→ Records from a data collection
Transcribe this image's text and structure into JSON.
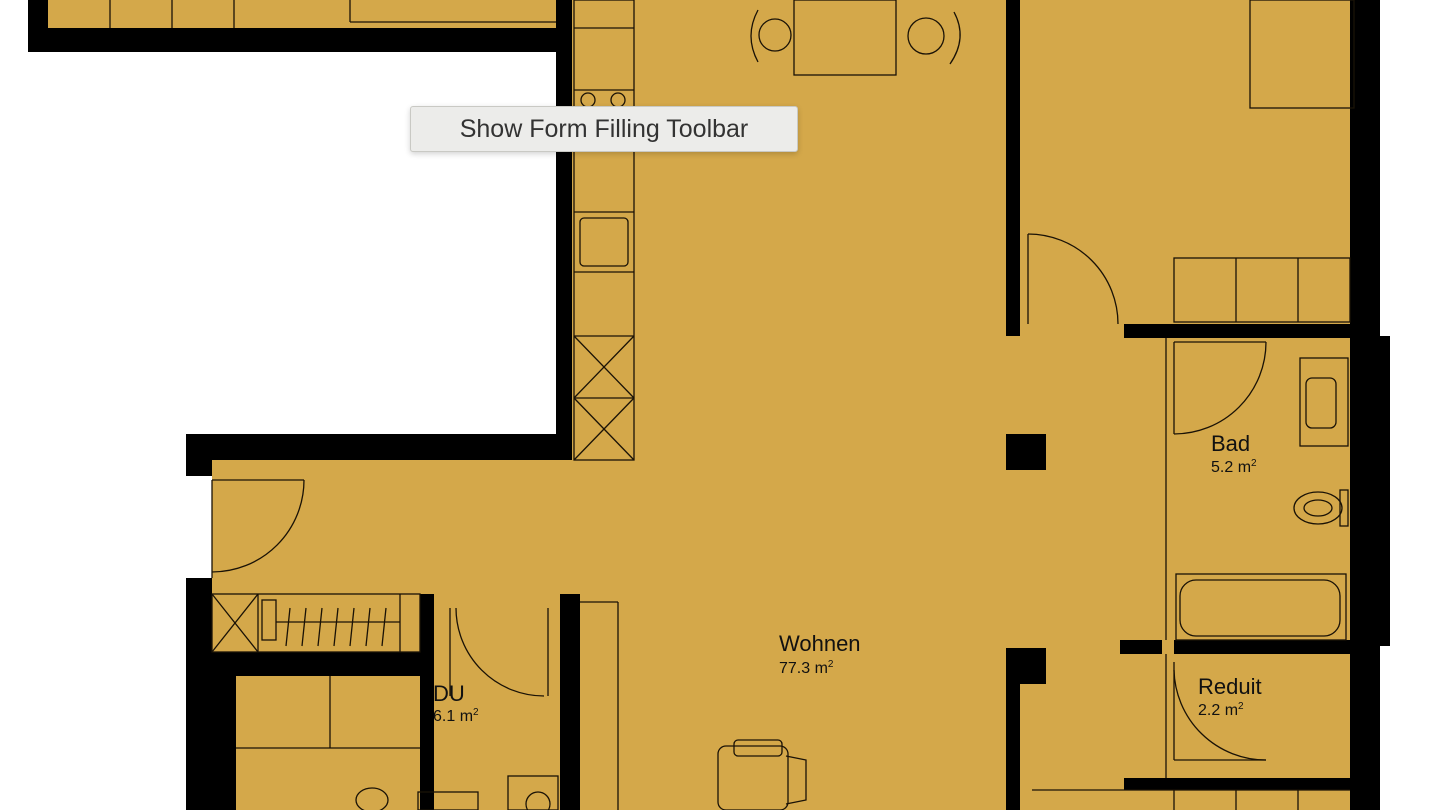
{
  "colors": {
    "floor": "#d4a84a",
    "wall": "#000000",
    "line": "#1a1206",
    "background": "#ffffff",
    "tooltip_bg": "#ececea"
  },
  "tooltip": {
    "text": "Show Form Filling Toolbar"
  },
  "rooms": [
    {
      "name": "Wohnen",
      "area": "77.3",
      "unit": "m",
      "unit_exp": "2"
    },
    {
      "name": "Bad",
      "area": "5.2",
      "unit": "m",
      "unit_exp": "2"
    },
    {
      "name": "DU",
      "area": "6.1",
      "unit": "m",
      "unit_exp": "2"
    },
    {
      "name": "Reduit",
      "area": "2.2",
      "unit": "m",
      "unit_exp": "2"
    }
  ]
}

→ The task
Identify and copy the lines holding the word "name".

→ Full response
      "name": "Wohnen",
      "name": "Bad",
      "name": "DU",
      "name": "Reduit",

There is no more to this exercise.